To do: Would you restate all the data that follows, word for word?

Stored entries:
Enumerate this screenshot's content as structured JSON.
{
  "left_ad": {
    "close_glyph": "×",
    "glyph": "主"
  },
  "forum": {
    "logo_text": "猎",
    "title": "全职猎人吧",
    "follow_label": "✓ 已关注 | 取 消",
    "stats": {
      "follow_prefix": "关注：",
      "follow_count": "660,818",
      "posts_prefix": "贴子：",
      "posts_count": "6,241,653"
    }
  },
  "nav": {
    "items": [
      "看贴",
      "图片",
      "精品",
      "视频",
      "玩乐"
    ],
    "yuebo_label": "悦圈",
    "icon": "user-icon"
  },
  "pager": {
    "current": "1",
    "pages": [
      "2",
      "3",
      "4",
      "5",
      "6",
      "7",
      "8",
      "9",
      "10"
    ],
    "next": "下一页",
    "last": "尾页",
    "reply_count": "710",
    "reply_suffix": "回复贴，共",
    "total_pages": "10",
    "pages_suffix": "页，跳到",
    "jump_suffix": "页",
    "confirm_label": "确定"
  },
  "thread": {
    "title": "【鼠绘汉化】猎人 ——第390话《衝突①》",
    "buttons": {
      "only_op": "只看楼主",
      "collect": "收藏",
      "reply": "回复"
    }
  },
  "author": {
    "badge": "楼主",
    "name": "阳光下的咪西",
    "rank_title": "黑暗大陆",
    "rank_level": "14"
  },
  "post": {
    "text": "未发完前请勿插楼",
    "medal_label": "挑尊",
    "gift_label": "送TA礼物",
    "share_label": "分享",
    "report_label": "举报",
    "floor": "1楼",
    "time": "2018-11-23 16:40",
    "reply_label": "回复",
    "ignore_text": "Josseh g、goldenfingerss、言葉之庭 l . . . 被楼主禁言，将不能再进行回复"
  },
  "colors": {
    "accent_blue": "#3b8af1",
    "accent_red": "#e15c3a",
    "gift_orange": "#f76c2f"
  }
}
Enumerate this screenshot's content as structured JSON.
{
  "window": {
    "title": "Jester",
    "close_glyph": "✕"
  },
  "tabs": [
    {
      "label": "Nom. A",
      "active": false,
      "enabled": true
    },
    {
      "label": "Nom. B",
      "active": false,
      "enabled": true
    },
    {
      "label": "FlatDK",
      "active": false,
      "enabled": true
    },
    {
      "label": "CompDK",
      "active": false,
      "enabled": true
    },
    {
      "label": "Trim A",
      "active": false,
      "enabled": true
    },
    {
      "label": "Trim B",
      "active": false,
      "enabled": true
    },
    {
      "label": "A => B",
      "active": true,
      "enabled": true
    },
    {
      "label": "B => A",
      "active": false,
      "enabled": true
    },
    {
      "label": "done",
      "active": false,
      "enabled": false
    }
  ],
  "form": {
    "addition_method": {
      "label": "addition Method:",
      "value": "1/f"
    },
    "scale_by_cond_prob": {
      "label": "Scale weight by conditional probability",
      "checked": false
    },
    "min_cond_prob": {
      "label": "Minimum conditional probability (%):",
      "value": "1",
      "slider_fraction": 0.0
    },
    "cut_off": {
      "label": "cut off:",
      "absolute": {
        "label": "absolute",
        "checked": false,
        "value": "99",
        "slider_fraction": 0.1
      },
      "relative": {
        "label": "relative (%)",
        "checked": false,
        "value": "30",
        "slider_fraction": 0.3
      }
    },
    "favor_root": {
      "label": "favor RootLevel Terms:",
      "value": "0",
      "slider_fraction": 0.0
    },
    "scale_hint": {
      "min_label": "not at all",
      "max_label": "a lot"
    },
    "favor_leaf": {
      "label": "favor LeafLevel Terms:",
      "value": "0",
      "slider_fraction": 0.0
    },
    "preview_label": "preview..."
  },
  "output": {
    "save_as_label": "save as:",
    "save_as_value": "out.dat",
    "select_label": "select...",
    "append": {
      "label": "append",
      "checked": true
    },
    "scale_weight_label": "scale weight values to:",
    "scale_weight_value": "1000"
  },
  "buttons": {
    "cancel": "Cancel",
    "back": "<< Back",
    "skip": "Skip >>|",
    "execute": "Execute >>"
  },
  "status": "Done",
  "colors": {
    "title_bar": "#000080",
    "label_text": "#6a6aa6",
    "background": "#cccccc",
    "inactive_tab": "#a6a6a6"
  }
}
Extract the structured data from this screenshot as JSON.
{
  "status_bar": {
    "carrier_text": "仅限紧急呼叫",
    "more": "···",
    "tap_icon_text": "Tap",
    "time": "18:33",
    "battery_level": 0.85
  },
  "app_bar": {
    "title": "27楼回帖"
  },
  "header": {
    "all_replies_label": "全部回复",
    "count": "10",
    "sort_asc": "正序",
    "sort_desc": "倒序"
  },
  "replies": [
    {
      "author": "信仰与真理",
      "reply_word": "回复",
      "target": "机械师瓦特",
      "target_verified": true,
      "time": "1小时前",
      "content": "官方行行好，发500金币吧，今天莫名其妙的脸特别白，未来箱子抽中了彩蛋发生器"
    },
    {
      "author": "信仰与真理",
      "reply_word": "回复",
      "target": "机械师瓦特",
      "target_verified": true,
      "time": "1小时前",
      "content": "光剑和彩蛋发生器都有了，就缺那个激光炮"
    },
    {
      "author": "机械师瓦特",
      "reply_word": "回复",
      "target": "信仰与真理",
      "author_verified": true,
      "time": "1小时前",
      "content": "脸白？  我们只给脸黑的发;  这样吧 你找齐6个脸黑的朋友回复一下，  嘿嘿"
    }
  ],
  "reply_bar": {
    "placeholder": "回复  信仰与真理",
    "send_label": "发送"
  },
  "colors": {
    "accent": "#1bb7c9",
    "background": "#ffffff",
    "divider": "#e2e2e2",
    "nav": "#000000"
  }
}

Worked solution:
Enumerate this screenshot's content as structured JSON.
{
  "left_ad": {
    "close_glyph": "×",
    "glyph": "主"
  },
  "forum": {
    "logo_text": "猎",
    "title": "全职猎人吧",
    "follow_label": "✓ 已关注 | 取 消",
    "stats": {
      "follow_prefix": "关注：",
      "follow_count": "660,818",
      "posts_prefix": "贴子：",
      "posts_count": "6,241,653"
    }
  },
  "nav": {
    "items": [
      "看贴",
      "图片",
      "精品",
      "视频",
      "玩乐"
    ],
    "yuebo_label": "悦圈",
    "icon": "user-icon"
  },
  "pager": {
    "current": "1",
    "pages": [
      "2",
      "3",
      "4",
      "5",
      "6",
      "7",
      "8",
      "9",
      "10"
    ],
    "next": "下一页",
    "last": "尾页",
    "reply_count": "710",
    "reply_suffix": "回复贴，共",
    "total_pages": "10",
    "pages_suffix": "页，跳到",
    "jump_suffix": "页",
    "confirm_label": "确定"
  },
  "thread": {
    "title": "【鼠绘汉化】猎人 ——第390话《衝突①》",
    "buttons": {
      "only_op": "只看楼主",
      "collect": "收藏",
      "reply": "回复"
    }
  },
  "author": {
    "badge": "楼主",
    "name": "阳光下的咪西",
    "rank_title": "黑暗大陆",
    "rank_level": "14"
  },
  "post": {
    "text": "未发完前请勿插楼",
    "medal_label": "挑尊",
    "gift_label": "送TA礼物",
    "share_label": "分享",
    "report_label": "举报",
    "floor": "1楼",
    "time": "2018-11-23 16:40",
    "reply_label": "回复",
    "ignore_text": "Josseh g、goldenfingerss、言葉之庭 l . . . 被楼主禁言，将不能再进行回复"
  },
  "colors": {
    "accent_blue": "#3b8af1",
    "accent_red": "#e15c3a",
    "gift_orange": "#f76c2f"
  }
}
Enumerate this screenshot's content as structured JSON.
{
  "window": {
    "title": "Jester",
    "close_glyph": "✕"
  },
  "tabs": [
    {
      "label": "Nom. A",
      "active": false,
      "enabled": true
    },
    {
      "label": "Nom. B",
      "active": false,
      "enabled": true
    },
    {
      "label": "FlatDK",
      "active": false,
      "enabled": true
    },
    {
      "label": "CompDK",
      "active": false,
      "enabled": true
    },
    {
      "label": "Trim A",
      "active": false,
      "enabled": true
    },
    {
      "label": "Trim B",
      "active": false,
      "enabled": true
    },
    {
      "label": "A => B",
      "active": true,
      "enabled": true
    },
    {
      "label": "B => A",
      "active": false,
      "enabled": true
    },
    {
      "label": "done",
      "active": false,
      "enabled": false
    }
  ],
  "form": {
    "addition_method": {
      "label": "addition Method:",
      "value": "1/f"
    },
    "scale_by_cond_prob": {
      "label": "Scale weight by conditional probability",
      "checked": false
    },
    "min_cond_prob": {
      "label": "Minimum conditional probability (%):",
      "value": "1",
      "slider_fraction": 0.0
    },
    "cut_off": {
      "label": "cut off:",
      "absolute": {
        "label": "absolute",
        "checked": false,
        "value": "99",
        "slider_fraction": 0.1
      },
      "relative": {
        "label": "relative (%)",
        "checked": false,
        "value": "30",
        "slider_fraction": 0.3
      }
    },
    "favor_root": {
      "label": "favor RootLevel Terms:",
      "value": "0",
      "slider_fraction": 0.0
    },
    "scale_hint": {
      "min_label": "not at all",
      "max_label": "a lot"
    },
    "favor_leaf": {
      "label": "favor LeafLevel Terms:",
      "value": "0",
      "slider_fraction": 0.0
    },
    "preview_label": "preview..."
  },
  "output": {
    "save_as_label": "save as:",
    "save_as_value": "out.dat",
    "select_label": "select...",
    "append": {
      "label": "append",
      "checked": true
    },
    "scale_weight_label": "scale weight values to:",
    "scale_weight_value": "1000"
  },
  "buttons": {
    "cancel": "Cancel",
    "back": "<< Back",
    "skip": "Skip >>|",
    "execute": "Execute >>"
  },
  "status": "Done",
  "colors": {
    "title_bar": "#000080",
    "label_text": "#6a6aa6",
    "background": "#cccccc",
    "inactive_tab": "#a6a6a6"
  }
}
Extract the structured data from this screenshot as JSON.
{
  "status_bar": {
    "carrier_text": "仅限紧急呼叫",
    "more": "···",
    "tap_icon_text": "Tap",
    "time": "18:33",
    "battery_level": 0.85
  },
  "app_bar": {
    "title": "27楼回帖"
  },
  "header": {
    "all_replies_label": "全部回复",
    "count": "10",
    "sort_asc": "正序",
    "sort_desc": "倒序"
  },
  "replies": [
    {
      "author": "信仰与真理",
      "reply_word": "回复",
      "target": "机械师瓦特",
      "target_verified": true,
      "time": "1小时前",
      "content": "官方行行好，发500金币吧，今天莫名其妙的脸特别白，未来箱子抽中了彩蛋发生器"
    },
    {
      "author": "信仰与真理",
      "reply_word": "回复",
      "target": "机械师瓦特",
      "target_verified": true,
      "time": "1小时前",
      "content": "光剑和彩蛋发生器都有了，就缺那个激光炮"
    },
    {
      "author": "机械师瓦特",
      "reply_word": "回复",
      "target": "信仰与真理",
      "author_verified": true,
      "time": "1小时前",
      "content": "脸白？  我们只给脸黑的发;  这样吧 你找齐6个脸黑的朋友回复一下，  嘿嘿"
    }
  ],
  "reply_bar": {
    "placeholder": "回复  信仰与真理",
    "send_label": "发送"
  },
  "colors": {
    "accent": "#1bb7c9",
    "background": "#ffffff",
    "divider": "#e2e2e2",
    "nav": "#000000"
  }
}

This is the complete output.